Given task: Gather every line that includes the word "readiness", please.

* * *

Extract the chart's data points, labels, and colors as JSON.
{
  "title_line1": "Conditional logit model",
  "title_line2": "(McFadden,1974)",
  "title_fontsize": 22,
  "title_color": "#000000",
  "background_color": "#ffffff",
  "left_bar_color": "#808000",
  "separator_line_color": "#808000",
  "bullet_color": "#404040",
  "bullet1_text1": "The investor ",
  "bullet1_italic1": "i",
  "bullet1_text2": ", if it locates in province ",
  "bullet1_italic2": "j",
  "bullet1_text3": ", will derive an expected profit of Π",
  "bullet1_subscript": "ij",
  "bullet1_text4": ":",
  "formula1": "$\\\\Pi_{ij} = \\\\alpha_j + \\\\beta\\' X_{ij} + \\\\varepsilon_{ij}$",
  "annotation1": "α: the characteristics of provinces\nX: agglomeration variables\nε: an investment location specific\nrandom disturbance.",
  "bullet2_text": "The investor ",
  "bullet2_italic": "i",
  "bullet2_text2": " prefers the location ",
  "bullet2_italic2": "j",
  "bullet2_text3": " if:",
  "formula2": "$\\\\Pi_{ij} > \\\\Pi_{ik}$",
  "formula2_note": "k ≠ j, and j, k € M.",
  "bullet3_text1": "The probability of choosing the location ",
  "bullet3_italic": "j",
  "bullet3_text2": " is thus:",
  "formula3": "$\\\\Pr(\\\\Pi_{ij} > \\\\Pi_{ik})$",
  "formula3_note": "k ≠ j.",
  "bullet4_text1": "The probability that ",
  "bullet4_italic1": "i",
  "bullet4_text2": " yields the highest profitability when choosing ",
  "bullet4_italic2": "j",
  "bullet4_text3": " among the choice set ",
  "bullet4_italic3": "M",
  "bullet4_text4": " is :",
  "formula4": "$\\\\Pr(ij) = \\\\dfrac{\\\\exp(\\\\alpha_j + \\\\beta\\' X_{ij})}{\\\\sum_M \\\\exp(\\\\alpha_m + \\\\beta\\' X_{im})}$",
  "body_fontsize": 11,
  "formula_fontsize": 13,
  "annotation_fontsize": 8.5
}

* * *

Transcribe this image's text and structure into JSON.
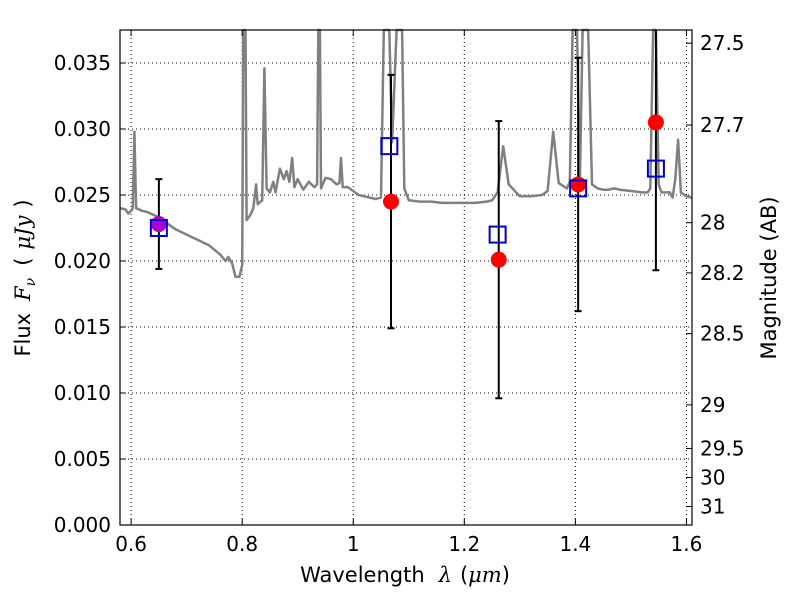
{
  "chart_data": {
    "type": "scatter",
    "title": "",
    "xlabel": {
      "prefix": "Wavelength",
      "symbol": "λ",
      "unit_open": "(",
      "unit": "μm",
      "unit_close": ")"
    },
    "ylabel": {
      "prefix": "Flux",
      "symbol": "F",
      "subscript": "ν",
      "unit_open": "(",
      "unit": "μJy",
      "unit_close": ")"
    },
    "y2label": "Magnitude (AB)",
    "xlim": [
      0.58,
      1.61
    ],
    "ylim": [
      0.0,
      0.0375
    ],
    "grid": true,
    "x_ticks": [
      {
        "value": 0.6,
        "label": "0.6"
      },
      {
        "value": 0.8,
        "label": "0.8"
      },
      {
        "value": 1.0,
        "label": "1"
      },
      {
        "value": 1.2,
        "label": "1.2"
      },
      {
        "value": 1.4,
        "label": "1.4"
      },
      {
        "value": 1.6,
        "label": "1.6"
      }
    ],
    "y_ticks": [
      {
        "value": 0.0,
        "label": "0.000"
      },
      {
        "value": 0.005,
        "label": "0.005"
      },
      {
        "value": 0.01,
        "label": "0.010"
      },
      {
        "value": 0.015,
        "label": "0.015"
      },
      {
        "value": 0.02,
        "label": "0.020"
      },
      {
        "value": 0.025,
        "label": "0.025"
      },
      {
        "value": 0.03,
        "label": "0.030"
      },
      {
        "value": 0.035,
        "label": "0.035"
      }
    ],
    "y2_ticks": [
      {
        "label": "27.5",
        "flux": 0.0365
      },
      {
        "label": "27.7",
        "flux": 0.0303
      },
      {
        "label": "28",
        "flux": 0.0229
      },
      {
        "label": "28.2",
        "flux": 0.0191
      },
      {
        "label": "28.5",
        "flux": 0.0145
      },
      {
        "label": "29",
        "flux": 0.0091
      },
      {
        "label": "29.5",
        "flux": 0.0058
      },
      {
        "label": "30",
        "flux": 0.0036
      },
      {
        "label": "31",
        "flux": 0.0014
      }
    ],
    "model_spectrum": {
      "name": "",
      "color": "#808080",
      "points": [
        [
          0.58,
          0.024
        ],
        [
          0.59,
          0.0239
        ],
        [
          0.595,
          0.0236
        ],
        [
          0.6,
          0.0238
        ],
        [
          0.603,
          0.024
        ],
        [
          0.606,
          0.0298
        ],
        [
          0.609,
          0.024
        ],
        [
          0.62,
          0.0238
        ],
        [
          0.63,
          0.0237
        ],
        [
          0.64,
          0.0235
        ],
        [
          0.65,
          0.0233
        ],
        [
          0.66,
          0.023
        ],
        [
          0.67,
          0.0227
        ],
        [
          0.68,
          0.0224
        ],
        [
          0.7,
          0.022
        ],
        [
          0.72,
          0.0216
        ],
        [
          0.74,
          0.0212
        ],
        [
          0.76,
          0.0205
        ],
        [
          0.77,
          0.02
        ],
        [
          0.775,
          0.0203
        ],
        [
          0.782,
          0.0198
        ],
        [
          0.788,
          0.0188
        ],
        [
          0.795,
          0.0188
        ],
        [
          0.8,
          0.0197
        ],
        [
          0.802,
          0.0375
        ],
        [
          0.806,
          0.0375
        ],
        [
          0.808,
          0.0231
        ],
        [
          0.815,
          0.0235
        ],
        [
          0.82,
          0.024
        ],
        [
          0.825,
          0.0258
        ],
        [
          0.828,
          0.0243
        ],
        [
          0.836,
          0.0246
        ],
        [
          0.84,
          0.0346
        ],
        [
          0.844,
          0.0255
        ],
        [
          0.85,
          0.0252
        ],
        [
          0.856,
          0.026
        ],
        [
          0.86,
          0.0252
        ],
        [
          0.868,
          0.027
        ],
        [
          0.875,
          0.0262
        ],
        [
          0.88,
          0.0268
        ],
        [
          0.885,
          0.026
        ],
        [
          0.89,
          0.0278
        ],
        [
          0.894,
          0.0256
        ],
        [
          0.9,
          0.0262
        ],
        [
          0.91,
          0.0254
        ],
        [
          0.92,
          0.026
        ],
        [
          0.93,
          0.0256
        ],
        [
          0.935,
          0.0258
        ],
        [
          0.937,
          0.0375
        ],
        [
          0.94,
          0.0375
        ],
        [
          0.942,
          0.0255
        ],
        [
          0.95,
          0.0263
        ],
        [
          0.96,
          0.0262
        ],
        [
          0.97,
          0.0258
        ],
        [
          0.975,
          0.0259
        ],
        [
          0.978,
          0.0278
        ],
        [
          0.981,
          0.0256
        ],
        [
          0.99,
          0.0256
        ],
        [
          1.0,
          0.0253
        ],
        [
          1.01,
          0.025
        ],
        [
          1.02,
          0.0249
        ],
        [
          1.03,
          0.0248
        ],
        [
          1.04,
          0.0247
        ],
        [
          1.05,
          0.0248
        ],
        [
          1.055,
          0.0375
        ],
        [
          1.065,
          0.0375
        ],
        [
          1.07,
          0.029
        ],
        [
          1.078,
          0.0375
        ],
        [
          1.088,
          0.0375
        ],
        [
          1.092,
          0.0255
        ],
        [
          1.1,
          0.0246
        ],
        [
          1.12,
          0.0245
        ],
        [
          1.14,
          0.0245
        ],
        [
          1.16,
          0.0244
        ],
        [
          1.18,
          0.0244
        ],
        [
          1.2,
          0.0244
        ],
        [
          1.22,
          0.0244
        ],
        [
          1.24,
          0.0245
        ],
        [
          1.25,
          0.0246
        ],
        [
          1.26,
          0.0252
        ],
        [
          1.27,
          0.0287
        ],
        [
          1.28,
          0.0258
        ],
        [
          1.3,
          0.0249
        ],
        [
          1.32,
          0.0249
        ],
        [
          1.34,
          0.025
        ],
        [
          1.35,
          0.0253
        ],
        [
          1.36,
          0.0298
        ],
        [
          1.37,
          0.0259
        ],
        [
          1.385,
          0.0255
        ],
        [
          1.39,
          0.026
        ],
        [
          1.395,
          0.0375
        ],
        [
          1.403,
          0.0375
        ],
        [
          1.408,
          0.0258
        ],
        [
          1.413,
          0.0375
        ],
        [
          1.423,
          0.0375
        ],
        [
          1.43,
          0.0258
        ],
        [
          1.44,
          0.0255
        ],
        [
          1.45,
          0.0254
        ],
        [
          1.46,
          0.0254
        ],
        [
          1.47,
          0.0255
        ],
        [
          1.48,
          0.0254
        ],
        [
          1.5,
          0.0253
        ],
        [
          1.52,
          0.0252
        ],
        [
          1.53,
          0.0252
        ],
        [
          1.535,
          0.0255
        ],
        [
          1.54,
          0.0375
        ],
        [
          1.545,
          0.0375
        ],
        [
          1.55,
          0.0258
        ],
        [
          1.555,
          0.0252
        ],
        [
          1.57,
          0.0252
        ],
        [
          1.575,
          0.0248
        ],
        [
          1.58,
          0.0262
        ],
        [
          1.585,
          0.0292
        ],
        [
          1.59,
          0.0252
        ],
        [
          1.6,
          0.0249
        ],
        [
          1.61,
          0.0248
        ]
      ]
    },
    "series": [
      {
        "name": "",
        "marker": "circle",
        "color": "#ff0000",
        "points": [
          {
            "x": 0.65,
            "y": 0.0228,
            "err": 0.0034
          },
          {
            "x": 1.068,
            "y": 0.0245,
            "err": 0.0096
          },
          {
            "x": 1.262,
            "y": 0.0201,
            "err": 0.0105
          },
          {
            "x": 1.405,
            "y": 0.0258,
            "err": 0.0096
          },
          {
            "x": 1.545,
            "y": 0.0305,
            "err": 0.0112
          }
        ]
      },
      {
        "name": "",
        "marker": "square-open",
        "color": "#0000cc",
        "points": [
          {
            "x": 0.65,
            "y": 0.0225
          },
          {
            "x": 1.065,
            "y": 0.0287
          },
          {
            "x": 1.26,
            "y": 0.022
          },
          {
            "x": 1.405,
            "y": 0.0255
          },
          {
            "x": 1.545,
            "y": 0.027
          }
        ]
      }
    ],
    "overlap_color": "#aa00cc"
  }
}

* * *

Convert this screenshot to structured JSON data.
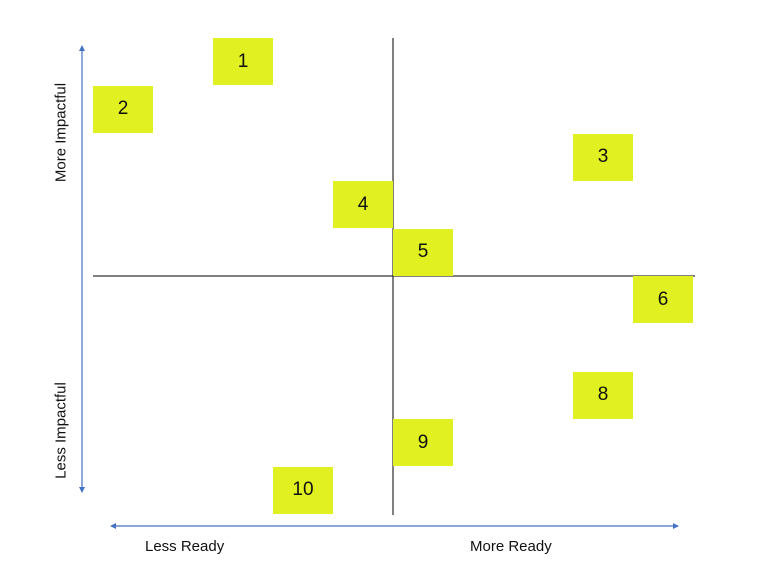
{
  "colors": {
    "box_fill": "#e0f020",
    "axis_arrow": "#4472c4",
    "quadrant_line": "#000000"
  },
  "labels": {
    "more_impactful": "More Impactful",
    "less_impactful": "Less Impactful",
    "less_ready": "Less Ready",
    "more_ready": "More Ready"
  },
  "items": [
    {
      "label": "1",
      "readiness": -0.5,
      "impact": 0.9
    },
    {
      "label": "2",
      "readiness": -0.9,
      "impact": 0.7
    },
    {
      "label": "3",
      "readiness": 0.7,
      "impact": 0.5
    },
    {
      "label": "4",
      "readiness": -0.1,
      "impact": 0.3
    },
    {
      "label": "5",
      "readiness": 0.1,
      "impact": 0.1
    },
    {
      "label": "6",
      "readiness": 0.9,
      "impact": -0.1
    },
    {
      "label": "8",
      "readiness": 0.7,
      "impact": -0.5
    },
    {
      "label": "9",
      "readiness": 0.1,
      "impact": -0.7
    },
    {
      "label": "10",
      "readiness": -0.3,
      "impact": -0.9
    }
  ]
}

* * *

The solution:
      "readiness": -0.5,
      "readiness": -0.9,
      "readiness": 0.7,
      "readiness": -0.1,
      "readiness": 0.1,
      "readiness": 0.9,
      "readiness": 0.7,
      "readiness": 0.1,
      "readiness": -0.3,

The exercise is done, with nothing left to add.